>> Start

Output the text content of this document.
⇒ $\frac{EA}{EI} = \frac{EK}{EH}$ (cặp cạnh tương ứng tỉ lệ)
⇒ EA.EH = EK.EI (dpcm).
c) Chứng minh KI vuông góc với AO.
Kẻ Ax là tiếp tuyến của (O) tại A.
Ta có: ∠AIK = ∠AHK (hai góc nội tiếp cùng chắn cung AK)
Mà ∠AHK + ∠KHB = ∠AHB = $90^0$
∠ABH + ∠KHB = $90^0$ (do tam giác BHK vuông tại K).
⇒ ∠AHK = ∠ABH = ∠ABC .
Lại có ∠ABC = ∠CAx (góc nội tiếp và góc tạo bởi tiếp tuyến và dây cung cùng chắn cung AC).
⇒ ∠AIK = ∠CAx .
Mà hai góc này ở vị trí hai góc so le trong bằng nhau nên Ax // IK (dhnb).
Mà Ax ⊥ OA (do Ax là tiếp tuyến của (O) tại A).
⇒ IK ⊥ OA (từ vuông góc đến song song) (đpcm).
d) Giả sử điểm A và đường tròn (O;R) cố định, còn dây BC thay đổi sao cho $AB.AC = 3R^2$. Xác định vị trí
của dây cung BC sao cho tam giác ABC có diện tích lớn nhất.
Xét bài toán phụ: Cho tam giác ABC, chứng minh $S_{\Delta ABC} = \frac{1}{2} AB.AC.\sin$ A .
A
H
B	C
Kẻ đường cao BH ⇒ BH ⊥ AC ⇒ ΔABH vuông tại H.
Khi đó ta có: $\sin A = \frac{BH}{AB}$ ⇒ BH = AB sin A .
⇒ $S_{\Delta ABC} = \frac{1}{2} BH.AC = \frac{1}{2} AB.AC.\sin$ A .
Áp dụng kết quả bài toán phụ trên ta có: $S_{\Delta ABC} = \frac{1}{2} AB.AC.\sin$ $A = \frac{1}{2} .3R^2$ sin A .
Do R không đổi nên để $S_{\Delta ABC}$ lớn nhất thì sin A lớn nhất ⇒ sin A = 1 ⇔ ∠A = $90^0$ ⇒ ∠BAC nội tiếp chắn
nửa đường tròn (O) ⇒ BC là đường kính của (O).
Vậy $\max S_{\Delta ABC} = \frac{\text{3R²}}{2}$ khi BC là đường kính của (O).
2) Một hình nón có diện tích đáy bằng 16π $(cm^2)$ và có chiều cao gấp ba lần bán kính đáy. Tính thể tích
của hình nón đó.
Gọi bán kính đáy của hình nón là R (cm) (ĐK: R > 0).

>> End

* **Written request**: Exact output of every entry is required.

* **Reply**:
Output the text content of this document.
⇒ $\frac{EA}{EI} = \frac{EK}{EH}$ (cặp cạnh tương ứng tỉ lệ)
⇒ EA.EH = EK.EI (dpcm).
c) Chứng minh KI vuông góc với AO.
Kẻ Ax là tiếp tuyến của (O) tại A.
Ta có: ∠AIK = ∠AHK (hai góc nội tiếp cùng chắn cung AK)
Mà ∠AHK + ∠KHB = ∠AHB = $90^0$
∠ABH + ∠KHB = $90^0$ (do tam giác BHK vuông tại K).
⇒ ∠AHK = ∠ABH = ∠ABC .
Lại có ∠ABC = ∠CAx (góc nội tiếp và góc tạo bởi tiếp tuyến và dây cung cùng chắn cung AC).
⇒ ∠AIK = ∠CAx .
Mà hai góc này ở vị trí hai góc so le trong bằng nhau nên Ax // IK (dhnb).
Mà Ax ⊥ OA (do Ax là tiếp tuyến của (O) tại A).
⇒ IK ⊥ OA (từ vuông góc đến song song) (đpcm).
d) Giả sử điểm A và đường tròn (O;R) cố định, còn dây BC thay đổi sao cho $AB.AC = 3R^2$. Xác định vị trí
của dây cung BC sao cho tam giác ABC có diện tích lớn nhất.
Xét bài toán phụ: Cho tam giác ABC, chứng minh $S_{\Delta ABC} = \frac{1}{2} AB.AC.\sin$ A .
A
H
B	C
Kẻ đường cao BH ⇒ BH ⊥ AC ⇒ ΔABH vuông tại H.
Khi đó ta có: $\sin A = \frac{BH}{AB}$ ⇒ BH = AB sin A .
⇒ $S_{\Delta ABC} = \frac{1}{2} BH.AC = \frac{1}{2} AB.AC.\sin$ A .
Áp dụng kết quả bài toán phụ trên ta có: $S_{\Delta ABC} = \frac{1}{2} AB.AC.\sin$ $A = \frac{1}{2} .3R^2$ sin A .
Do R không đổi nên để $S_{\Delta ABC}$ lớn nhất thì sin A lớn nhất ⇒ sin A = 1 ⇔ ∠A = $90^0$ ⇒ ∠BAC nội tiếp chắn
nửa đường tròn (O) ⇒ BC là đường kính của (O).
Vậy $\max S_{\Delta ABC} = \frac{\text{3R²}}{2}$ khi BC là đường kính của (O).
2) Một hình nón có diện tích đáy bằng 16π $(cm^2)$ và có chiều cao gấp ba lần bán kính đáy. Tính thể tích
của hình nón đó.
Gọi bán kính đáy của hình nón là R (cm) (ĐK: R > 0).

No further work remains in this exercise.